Goal of the exercise.
Search the records below for the word "chanter". Pull out each line that has it.

Record extracts.

+--

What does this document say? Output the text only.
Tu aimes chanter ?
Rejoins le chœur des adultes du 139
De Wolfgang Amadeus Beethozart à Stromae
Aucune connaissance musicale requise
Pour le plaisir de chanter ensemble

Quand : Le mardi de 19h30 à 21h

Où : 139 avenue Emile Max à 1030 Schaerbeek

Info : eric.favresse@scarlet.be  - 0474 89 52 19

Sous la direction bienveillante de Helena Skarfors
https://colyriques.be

+--

Answer to this exercise.
Tu aimes chanter ?
Pour le plaisir de chanter ensemble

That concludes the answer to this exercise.